--- Start MATERIAL ---
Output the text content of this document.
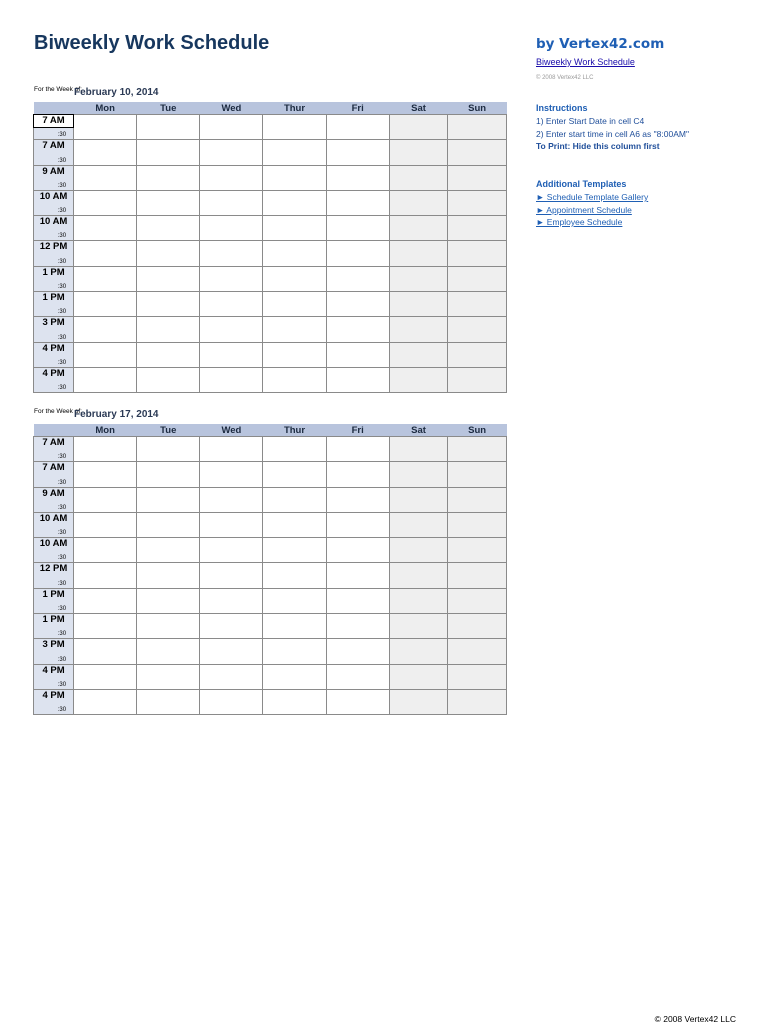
Biweekly Work Schedule	by Vertex42.com
Biweekly Work Schedule
© 2008 Vertex42 LLC
Instructions
1) Enter Start Date in cell C4
2) Enter start time in cell A6 as "8:00AM"
To Print: Hide this column first
Additional Templates
► Schedule Template Gallery
► Appointment Schedule
► Employee Schedule
For the Week of:
February 10, 2014
	Mon	Tue	Wed	Thur	Fri	Sat	Sun

7 AM
:30							

7 AM
:30							

9 AM
:30							

10 AM
:30							

10 AM
:30							

12 PM
:30							

1 PM
:30							

1 PM
:30							

3 PM
:30							

4 PM
:30							

4 PM
:30							

For the Week of:
February 17, 2014
	Mon	Tue	Wed	Thur	Fri	Sat	Sun

7 AM
:30							

7 AM
:30							

9 AM
:30							

10 AM
:30							

10 AM
:30							

12 PM
:30							

1 PM
:30							

1 PM
:30							

3 PM
:30							

4 PM
:30							

4 PM
:30							

© 2008 Vertex42 LLC
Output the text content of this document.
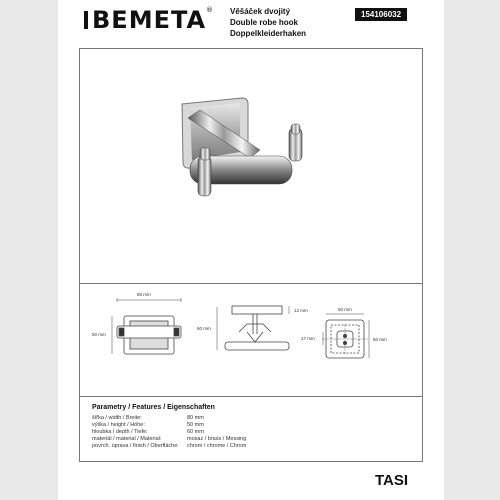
BEMETA® Věšáček dvojitý
Double robe hook
Doppelkleiderhaken
154106032
80 mm
50 mm
12 mm
60 mm
50 mm
50 mm
17 mm
Parametry / Features / Eigenschaften
šířka / width / Breite:	80 mm
výška / height / Höhe:	50 mm
hloubka / depth / Tiefe:	60 mm
materiál / material / Material:	mosaz / brass / Messing
povrch. úprava / finish / Oberfläche:	chrom / chrome / Chrom
TASI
--- End MATERIAL ---
Collect, from the material above, every line containing the word "Schedule".

Biweekly Work Schedule	by Vertex42.com
Biweekly Work Schedule
► Schedule Template Gallery
► Appointment Schedule
► Employee Schedule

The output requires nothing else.